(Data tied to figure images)
------------
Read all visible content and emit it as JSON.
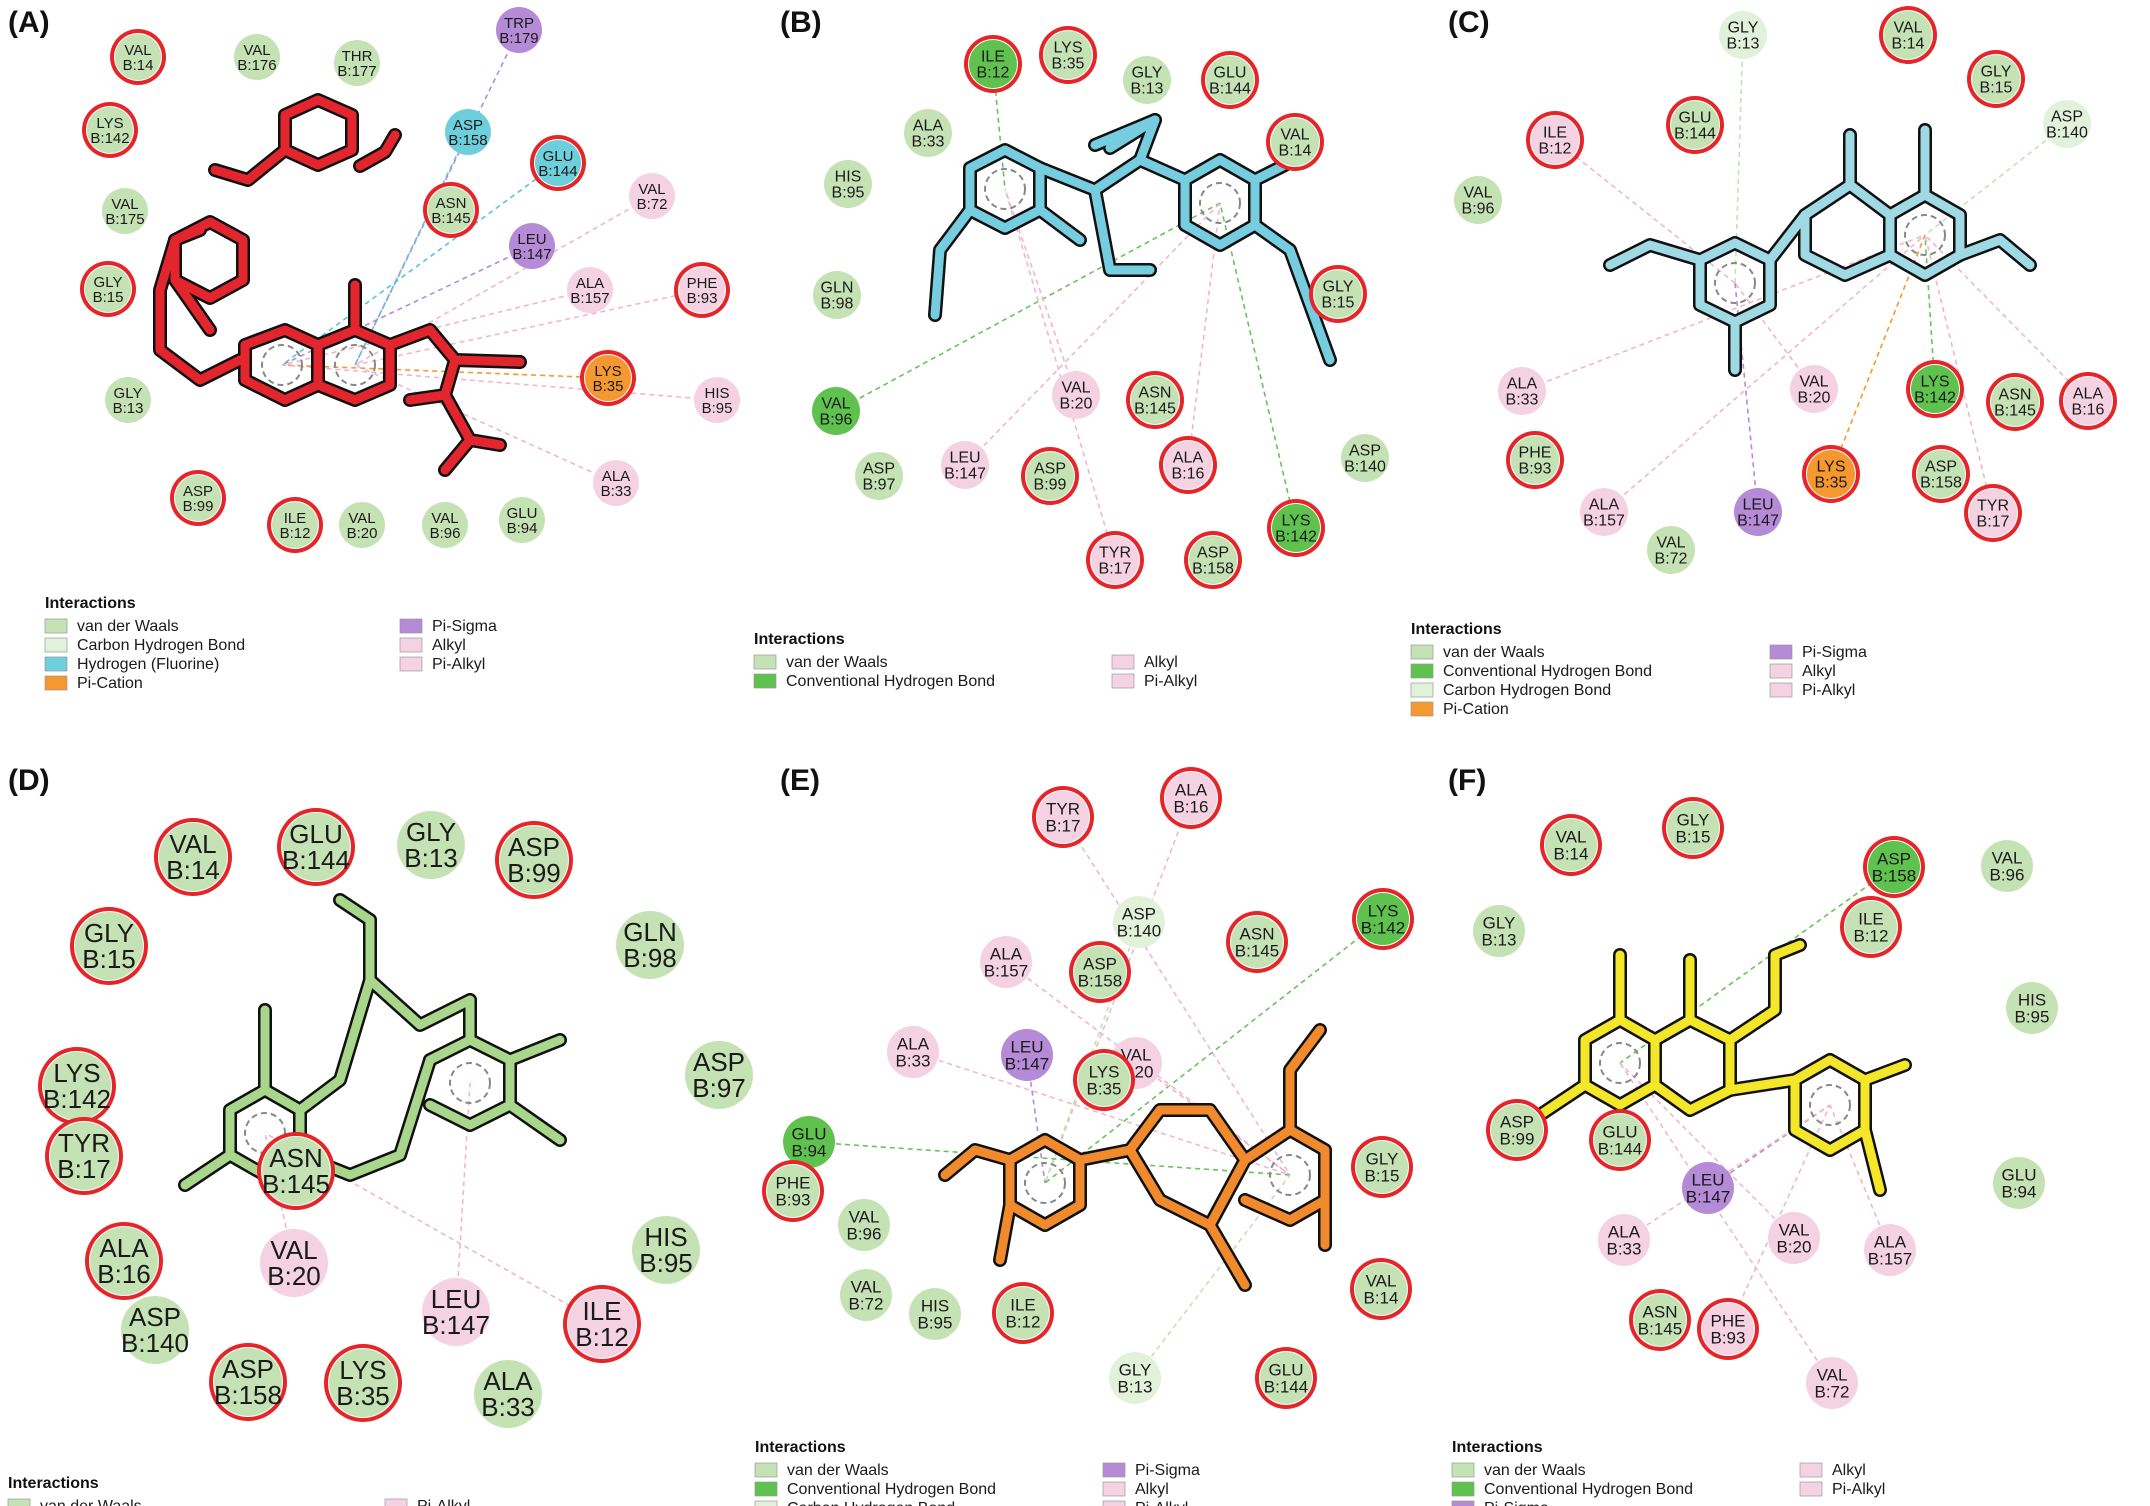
{
  "colors": {
    "vdw": "#c4e2b4",
    "conv_hbond": "#5fc24e",
    "carbon_hbond": "#e2f1da",
    "hfluorine": "#6ecfdc",
    "pi_cation": "#f5982f",
    "pi_sigma": "#b58ad6",
    "alkyl": "#f4d2e2",
    "pi_alkyl": "#f4d2e2",
    "ring_red": "#e4262a"
  },
  "legend_title": "Interactions",
  "panels": [
    {
      "label": "(A)",
      "ligand_color": "#e3262d",
      "legend_left": [
        "van der Waals",
        "Carbon Hydrogen Bond",
        "Hydrogen (Fluorine)",
        "Pi-Cation"
      ],
      "legend_left_types": [
        "vdw",
        "carbon_hbond",
        "hfluorine",
        "pi_cation"
      ],
      "legend_right": [
        "Pi-Sigma",
        "Alkyl",
        "Pi-Alkyl"
      ],
      "legend_right_types": [
        "pi_sigma",
        "alkyl",
        "pi_alkyl"
      ],
      "residues": [
        {
          "name": "VAL",
          "num": "B:14",
          "type": "vdw",
          "ring": true
        },
        {
          "name": "VAL",
          "num": "B:176",
          "type": "vdw",
          "ring": false
        },
        {
          "name": "THR",
          "num": "B:177",
          "type": "vdw",
          "ring": false
        },
        {
          "name": "TRP",
          "num": "B:179",
          "type": "pi_sigma",
          "ring": false
        },
        {
          "name": "LYS",
          "num": "B:142",
          "type": "vdw",
          "ring": true
        },
        {
          "name": "ASP",
          "num": "B:158",
          "type": "hfluorine",
          "ring": false
        },
        {
          "name": "GLU",
          "num": "B:144",
          "type": "hfluorine",
          "ring": true
        },
        {
          "name": "VAL",
          "num": "B:175",
          "type": "vdw",
          "ring": false
        },
        {
          "name": "ASN",
          "num": "B:145",
          "type": "vdw",
          "ring": true
        },
        {
          "name": "VAL",
          "num": "B:72",
          "type": "alkyl",
          "ring": false
        },
        {
          "name": "LEU",
          "num": "B:147",
          "type": "pi_sigma",
          "ring": false
        },
        {
          "name": "GLY",
          "num": "B:15",
          "type": "vdw",
          "ring": true
        },
        {
          "name": "ALA",
          "num": "B:157",
          "type": "alkyl",
          "ring": false
        },
        {
          "name": "PHE",
          "num": "B:93",
          "type": "alkyl",
          "ring": true
        },
        {
          "name": "LYS",
          "num": "B:35",
          "type": "pi_cation",
          "ring": true
        },
        {
          "name": "GLY",
          "num": "B:13",
          "type": "vdw",
          "ring": false
        },
        {
          "name": "HIS",
          "num": "B:95",
          "type": "alkyl",
          "ring": false
        },
        {
          "name": "ALA",
          "num": "B:33",
          "type": "alkyl",
          "ring": false
        },
        {
          "name": "ASP",
          "num": "B:99",
          "type": "vdw",
          "ring": true
        },
        {
          "name": "ILE",
          "num": "B:12",
          "type": "vdw",
          "ring": true
        },
        {
          "name": "VAL",
          "num": "B:20",
          "type": "vdw",
          "ring": false
        },
        {
          "name": "VAL",
          "num": "B:96",
          "type": "vdw",
          "ring": false
        },
        {
          "name": "GLU",
          "num": "B:94",
          "type": "vdw",
          "ring": false
        }
      ]
    },
    {
      "label": "(B)",
      "ligand_color": "#76cde0",
      "legend_left": [
        "van der Waals",
        "Conventional Hydrogen Bond"
      ],
      "legend_left_types": [
        "vdw",
        "conv_hbond"
      ],
      "legend_right": [
        "Alkyl",
        "Pi-Alkyl"
      ],
      "legend_right_types": [
        "alkyl",
        "pi_alkyl"
      ],
      "residues": [
        {
          "name": "ILE",
          "num": "B:12",
          "type": "conv_hbond",
          "ring": true
        },
        {
          "name": "LYS",
          "num": "B:35",
          "type": "vdw",
          "ring": true
        },
        {
          "name": "GLY",
          "num": "B:13",
          "type": "vdw",
          "ring": false
        },
        {
          "name": "GLU",
          "num": "B:144",
          "type": "vdw",
          "ring": true
        },
        {
          "name": "ALA",
          "num": "B:33",
          "type": "vdw",
          "ring": false
        },
        {
          "name": "VAL",
          "num": "B:14",
          "type": "vdw",
          "ring": true
        },
        {
          "name": "HIS",
          "num": "B:95",
          "type": "vdw",
          "ring": false
        },
        {
          "name": "GLN",
          "num": "B:98",
          "type": "vdw",
          "ring": false
        },
        {
          "name": "GLY",
          "num": "B:15",
          "type": "vdw",
          "ring": true
        },
        {
          "name": "VAL",
          "num": "B:96",
          "type": "conv_hbond",
          "ring": false
        },
        {
          "name": "VAL",
          "num": "B:20",
          "type": "alkyl",
          "ring": false
        },
        {
          "name": "ASN",
          "num": "B:145",
          "type": "vdw",
          "ring": true
        },
        {
          "name": "ASP",
          "num": "B:97",
          "type": "vdw",
          "ring": false
        },
        {
          "name": "LEU",
          "num": "B:147",
          "type": "alkyl",
          "ring": false
        },
        {
          "name": "ASP",
          "num": "B:99",
          "type": "vdw",
          "ring": true
        },
        {
          "name": "ALA",
          "num": "B:16",
          "type": "alkyl",
          "ring": true
        },
        {
          "name": "ASP",
          "num": "B:140",
          "type": "vdw",
          "ring": false
        },
        {
          "name": "LYS",
          "num": "B:142",
          "type": "conv_hbond",
          "ring": true
        },
        {
          "name": "TYR",
          "num": "B:17",
          "type": "alkyl",
          "ring": true
        },
        {
          "name": "ASP",
          "num": "B:158",
          "type": "vdw",
          "ring": true
        }
      ]
    },
    {
      "label": "(C)",
      "ligand_color": "#9ed9e4",
      "legend_left": [
        "van der Waals",
        "Conventional Hydrogen Bond",
        "Carbon Hydrogen Bond",
        "Pi-Cation"
      ],
      "legend_left_types": [
        "vdw",
        "conv_hbond",
        "carbon_hbond",
        "pi_cation"
      ],
      "legend_right": [
        "Pi-Sigma",
        "Alkyl",
        "Pi-Alkyl"
      ],
      "legend_right_types": [
        "pi_sigma",
        "alkyl",
        "pi_alkyl"
      ],
      "residues": [
        {
          "name": "GLY",
          "num": "B:13",
          "type": "carbon_hbond",
          "ring": false
        },
        {
          "name": "VAL",
          "num": "B:14",
          "type": "vdw",
          "ring": true
        },
        {
          "name": "GLY",
          "num": "B:15",
          "type": "vdw",
          "ring": true
        },
        {
          "name": "GLU",
          "num": "B:144",
          "type": "vdw",
          "ring": true
        },
        {
          "name": "ILE",
          "num": "B:12",
          "type": "alkyl",
          "ring": true
        },
        {
          "name": "ASP",
          "num": "B:140",
          "type": "carbon_hbond",
          "ring": false
        },
        {
          "name": "VAL",
          "num": "B:96",
          "type": "vdw",
          "ring": false
        },
        {
          "name": "ALA",
          "num": "B:33",
          "type": "alkyl",
          "ring": false
        },
        {
          "name": "VAL",
          "num": "B:20",
          "type": "alkyl",
          "ring": false
        },
        {
          "name": "LYS",
          "num": "B:142",
          "type": "conv_hbond",
          "ring": true
        },
        {
          "name": "ASN",
          "num": "B:145",
          "type": "vdw",
          "ring": true
        },
        {
          "name": "ALA",
          "num": "B:16",
          "type": "alkyl",
          "ring": true
        },
        {
          "name": "PHE",
          "num": "B:93",
          "type": "vdw",
          "ring": true
        },
        {
          "name": "LYS",
          "num": "B:35",
          "type": "pi_cation",
          "ring": true
        },
        {
          "name": "ASP",
          "num": "B:158",
          "type": "vdw",
          "ring": true
        },
        {
          "name": "ALA",
          "num": "B:157",
          "type": "alkyl",
          "ring": false
        },
        {
          "name": "LEU",
          "num": "B:147",
          "type": "pi_sigma",
          "ring": false
        },
        {
          "name": "TYR",
          "num": "B:17",
          "type": "alkyl",
          "ring": true
        },
        {
          "name": "VAL",
          "num": "B:72",
          "type": "vdw",
          "ring": false
        }
      ]
    },
    {
      "label": "(D)",
      "ligand_color": "#a8d68a",
      "legend_left": [
        "van der Waals"
      ],
      "legend_left_types": [
        "vdw"
      ],
      "legend_right": [
        "Pi-Alkyl"
      ],
      "legend_right_types": [
        "pi_alkyl"
      ],
      "residues": [
        {
          "name": "GLU",
          "num": "B:144",
          "type": "vdw",
          "ring": true
        },
        {
          "name": "GLY",
          "num": "B:13",
          "type": "vdw",
          "ring": false
        },
        {
          "name": "VAL",
          "num": "B:14",
          "type": "vdw",
          "ring": true
        },
        {
          "name": "ASP",
          "num": "B:99",
          "type": "vdw",
          "ring": true
        },
        {
          "name": "GLN",
          "num": "B:98",
          "type": "vdw",
          "ring": false
        },
        {
          "name": "GLY",
          "num": "B:15",
          "type": "vdw",
          "ring": true
        },
        {
          "name": "ASP",
          "num": "B:97",
          "type": "vdw",
          "ring": false
        },
        {
          "name": "LYS",
          "num": "B:142",
          "type": "vdw",
          "ring": true
        },
        {
          "name": "TYR",
          "num": "B:17",
          "type": "vdw",
          "ring": true
        },
        {
          "name": "ASN",
          "num": "B:145",
          "type": "vdw",
          "ring": true
        },
        {
          "name": "HIS",
          "num": "B:95",
          "type": "vdw",
          "ring": false
        },
        {
          "name": "ALA",
          "num": "B:16",
          "type": "vdw",
          "ring": true
        },
        {
          "name": "VAL",
          "num": "B:20",
          "type": "pi_alkyl",
          "ring": false
        },
        {
          "name": "LEU",
          "num": "B:147",
          "type": "pi_alkyl",
          "ring": false
        },
        {
          "name": "ILE",
          "num": "B:12",
          "type": "pi_alkyl",
          "ring": true
        },
        {
          "name": "ASP",
          "num": "B:140",
          "type": "vdw",
          "ring": false
        },
        {
          "name": "ASP",
          "num": "B:158",
          "type": "vdw",
          "ring": true
        },
        {
          "name": "LYS",
          "num": "B:35",
          "type": "vdw",
          "ring": true
        },
        {
          "name": "ALA",
          "num": "B:33",
          "type": "vdw",
          "ring": false
        }
      ]
    },
    {
      "label": "(E)",
      "ligand_color": "#f08a2c",
      "legend_left": [
        "van der Waals",
        "Conventional Hydrogen Bond",
        "Carbon Hydrogen Bond"
      ],
      "legend_left_types": [
        "vdw",
        "conv_hbond",
        "carbon_hbond"
      ],
      "legend_right": [
        "Pi-Sigma",
        "Alkyl",
        "Pi-Alkyl"
      ],
      "legend_right_types": [
        "pi_sigma",
        "alkyl",
        "pi_alkyl"
      ],
      "residues": [
        {
          "name": "ALA",
          "num": "B:16",
          "type": "alkyl",
          "ring": true
        },
        {
          "name": "TYR",
          "num": "B:17",
          "type": "alkyl",
          "ring": true
        },
        {
          "name": "ASP",
          "num": "B:140",
          "type": "carbon_hbond",
          "ring": false
        },
        {
          "name": "ASN",
          "num": "B:145",
          "type": "vdw",
          "ring": true
        },
        {
          "name": "LYS",
          "num": "B:142",
          "type": "conv_hbond",
          "ring": true
        },
        {
          "name": "ALA",
          "num": "B:157",
          "type": "alkyl",
          "ring": false
        },
        {
          "name": "ASP",
          "num": "B:158",
          "type": "vdw",
          "ring": true
        },
        {
          "name": "ALA",
          "num": "B:33",
          "type": "alkyl",
          "ring": false
        },
        {
          "name": "LEU",
          "num": "B:147",
          "type": "pi_sigma",
          "ring": false
        },
        {
          "name": "VAL",
          "num": "B:20",
          "type": "alkyl",
          "ring": false
        },
        {
          "name": "LYS",
          "num": "B:35",
          "type": "vdw",
          "ring": true
        },
        {
          "name": "GLU",
          "num": "B:94",
          "type": "conv_hbond",
          "ring": false
        },
        {
          "name": "PHE",
          "num": "B:93",
          "type": "vdw",
          "ring": true
        },
        {
          "name": "VAL",
          "num": "B:96",
          "type": "vdw",
          "ring": false
        },
        {
          "name": "GLY",
          "num": "B:15",
          "type": "vdw",
          "ring": true
        },
        {
          "name": "VAL",
          "num": "B:72",
          "type": "vdw",
          "ring": false
        },
        {
          "name": "HIS",
          "num": "B:95",
          "type": "vdw",
          "ring": false
        },
        {
          "name": "ILE",
          "num": "B:12",
          "type": "vdw",
          "ring": true
        },
        {
          "name": "VAL",
          "num": "B:14",
          "type": "vdw",
          "ring": true
        },
        {
          "name": "GLY",
          "num": "B:13",
          "type": "carbon_hbond",
          "ring": false
        },
        {
          "name": "GLU",
          "num": "B:144",
          "type": "vdw",
          "ring": true
        }
      ]
    },
    {
      "label": "(F)",
      "ligand_color": "#f4e628",
      "legend_left": [
        "van der Waals",
        "Conventional Hydrogen Bond",
        "Pi-Sigma"
      ],
      "legend_left_types": [
        "vdw",
        "conv_hbond",
        "pi_sigma"
      ],
      "legend_right": [
        "Alkyl",
        "Pi-Alkyl"
      ],
      "legend_right_types": [
        "alkyl",
        "pi_alkyl"
      ],
      "residues": [
        {
          "name": "GLY",
          "num": "B:15",
          "type": "vdw",
          "ring": true
        },
        {
          "name": "VAL",
          "num": "B:14",
          "type": "vdw",
          "ring": true
        },
        {
          "name": "ASP",
          "num": "B:158",
          "type": "conv_hbond",
          "ring": true
        },
        {
          "name": "VAL",
          "num": "B:96",
          "type": "vdw",
          "ring": false
        },
        {
          "name": "GLY",
          "num": "B:13",
          "type": "vdw",
          "ring": false
        },
        {
          "name": "ILE",
          "num": "B:12",
          "type": "vdw",
          "ring": true
        },
        {
          "name": "HIS",
          "num": "B:95",
          "type": "vdw",
          "ring": false
        },
        {
          "name": "ASP",
          "num": "B:99",
          "type": "vdw",
          "ring": true
        },
        {
          "name": "GLU",
          "num": "B:144",
          "type": "vdw",
          "ring": true
        },
        {
          "name": "LEU",
          "num": "B:147",
          "type": "pi_sigma",
          "ring": false
        },
        {
          "name": "GLU",
          "num": "B:94",
          "type": "vdw",
          "ring": false
        },
        {
          "name": "ALA",
          "num": "B:33",
          "type": "alkyl",
          "ring": false
        },
        {
          "name": "VAL",
          "num": "B:20",
          "type": "alkyl",
          "ring": false
        },
        {
          "name": "ALA",
          "num": "B:157",
          "type": "alkyl",
          "ring": false
        },
        {
          "name": "ASN",
          "num": "B:145",
          "type": "vdw",
          "ring": true
        },
        {
          "name": "PHE",
          "num": "B:93",
          "type": "alkyl",
          "ring": true
        },
        {
          "name": "VAL",
          "num": "B:72",
          "type": "alkyl",
          "ring": false
        }
      ]
    }
  ]
}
------------
* **What is needed**: Look through the lines above and collect those with the word "label".

* **In response**:
      "label": "(A)",
      "label": "(B)",
      "label": "(C)",
      "label": "(D)",
      "label": "(E)",
      "label": "(F)",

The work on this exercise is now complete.